**SET EXERCISE**
Copy every record below exactly.

**RAW DATA**
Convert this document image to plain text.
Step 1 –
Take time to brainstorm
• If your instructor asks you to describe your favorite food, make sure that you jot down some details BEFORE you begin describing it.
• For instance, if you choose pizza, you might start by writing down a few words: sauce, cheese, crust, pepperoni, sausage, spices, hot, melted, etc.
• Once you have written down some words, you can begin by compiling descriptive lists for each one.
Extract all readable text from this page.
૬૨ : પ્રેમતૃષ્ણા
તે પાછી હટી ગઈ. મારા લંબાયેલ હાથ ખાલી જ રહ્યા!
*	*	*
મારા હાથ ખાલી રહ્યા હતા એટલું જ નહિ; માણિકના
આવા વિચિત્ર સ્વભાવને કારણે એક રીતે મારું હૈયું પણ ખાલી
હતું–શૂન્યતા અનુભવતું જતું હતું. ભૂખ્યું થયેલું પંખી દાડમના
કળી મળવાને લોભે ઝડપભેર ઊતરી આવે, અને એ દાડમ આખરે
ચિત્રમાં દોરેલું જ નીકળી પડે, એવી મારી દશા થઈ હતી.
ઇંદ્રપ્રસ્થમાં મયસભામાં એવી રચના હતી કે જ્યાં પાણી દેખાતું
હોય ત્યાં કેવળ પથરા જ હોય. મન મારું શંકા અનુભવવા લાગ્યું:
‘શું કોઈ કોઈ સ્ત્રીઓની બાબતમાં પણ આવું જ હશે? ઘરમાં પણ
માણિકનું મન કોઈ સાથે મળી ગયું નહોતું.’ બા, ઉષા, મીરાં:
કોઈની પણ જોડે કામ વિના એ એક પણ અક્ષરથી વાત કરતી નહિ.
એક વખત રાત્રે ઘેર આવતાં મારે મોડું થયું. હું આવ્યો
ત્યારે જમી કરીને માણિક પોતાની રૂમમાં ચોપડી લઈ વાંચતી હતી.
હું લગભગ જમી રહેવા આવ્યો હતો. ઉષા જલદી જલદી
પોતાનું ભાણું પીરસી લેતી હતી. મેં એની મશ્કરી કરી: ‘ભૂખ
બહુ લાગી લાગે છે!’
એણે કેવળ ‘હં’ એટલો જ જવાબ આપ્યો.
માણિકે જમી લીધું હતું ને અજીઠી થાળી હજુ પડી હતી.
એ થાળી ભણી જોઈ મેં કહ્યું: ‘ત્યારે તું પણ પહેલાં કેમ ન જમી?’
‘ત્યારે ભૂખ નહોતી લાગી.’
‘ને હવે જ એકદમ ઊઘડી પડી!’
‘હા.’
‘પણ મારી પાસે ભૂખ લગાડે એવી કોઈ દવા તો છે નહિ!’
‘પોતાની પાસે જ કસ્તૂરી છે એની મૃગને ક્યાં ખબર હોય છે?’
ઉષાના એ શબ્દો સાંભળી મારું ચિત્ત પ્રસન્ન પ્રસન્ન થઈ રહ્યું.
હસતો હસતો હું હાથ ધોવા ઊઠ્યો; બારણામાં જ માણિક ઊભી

**COMPLETE OUTPUT**
Convert this document image to plain text.
Step 1 –
Take time to brainstorm
• If your instructor asks you to describe your favorite food, make sure that you jot down some details BEFORE you begin describing it.
• For instance, if you choose pizza, you might start by writing down a few words: sauce, cheese, crust, pepperoni, sausage, spices, hot, melted, etc.
• Once you have written down some words, you can begin by compiling descriptive lists for each one.
Extract all readable text from this page.
૬૨ : પ્રેમતૃષ્ણા
તે પાછી હટી ગઈ. મારા લંબાયેલ હાથ ખાલી જ રહ્યા!
*	*	*
મારા હાથ ખાલી રહ્યા હતા એટલું જ નહિ; માણિકના
આવા વિચિત્ર સ્વભાવને કારણે એક રીતે મારું હૈયું પણ ખાલી
હતું–શૂન્યતા અનુભવતું જતું હતું. ભૂખ્યું થયેલું પંખી દાડમના
કળી મળવાને લોભે ઝડપભેર ઊતરી આવે, અને એ દાડમ આખરે
ચિત્રમાં દોરેલું જ નીકળી પડે, એવી મારી દશા થઈ હતી.
ઇંદ્રપ્રસ્થમાં મયસભામાં એવી રચના હતી કે જ્યાં પાણી દેખાતું
હોય ત્યાં કેવળ પથરા જ હોય. મન મારું શંકા અનુભવવા લાગ્યું:
‘શું કોઈ કોઈ સ્ત્રીઓની બાબતમાં પણ આવું જ હશે? ઘરમાં પણ
માણિકનું મન કોઈ સાથે મળી ગયું નહોતું.’ બા, ઉષા, મીરાં:
કોઈની પણ જોડે કામ વિના એ એક પણ અક્ષરથી વાત કરતી નહિ.
એક વખત રાત્રે ઘેર આવતાં મારે મોડું થયું. હું આવ્યો
ત્યારે જમી કરીને માણિક પોતાની રૂમમાં ચોપડી લઈ વાંચતી હતી.
હું લગભગ જમી રહેવા આવ્યો હતો. ઉષા જલદી જલદી
પોતાનું ભાણું પીરસી લેતી હતી. મેં એની મશ્કરી કરી: ‘ભૂખ
બહુ લાગી લાગે છે!’
એણે કેવળ ‘હં’ એટલો જ જવાબ આપ્યો.
માણિકે જમી લીધું હતું ને અજીઠી થાળી હજુ પડી હતી.
એ થાળી ભણી જોઈ મેં કહ્યું: ‘ત્યારે તું પણ પહેલાં કેમ ન જમી?’
‘ત્યારે ભૂખ નહોતી લાગી.’
‘ને હવે જ એકદમ ઊઘડી પડી!’
‘હા.’
‘પણ મારી પાસે ભૂખ લગાડે એવી કોઈ દવા તો છે નહિ!’
‘પોતાની પાસે જ કસ્તૂરી છે એની મૃગને ક્યાં ખબર હોય છે?’
ઉષાના એ શબ્દો સાંભળી મારું ચિત્ત પ્રસન્ન પ્રસન્ન થઈ રહ્યું.
હસતો હસતો હું હાથ ધોવા ઊઠ્યો; બારણામાં જ માણિક ઊભી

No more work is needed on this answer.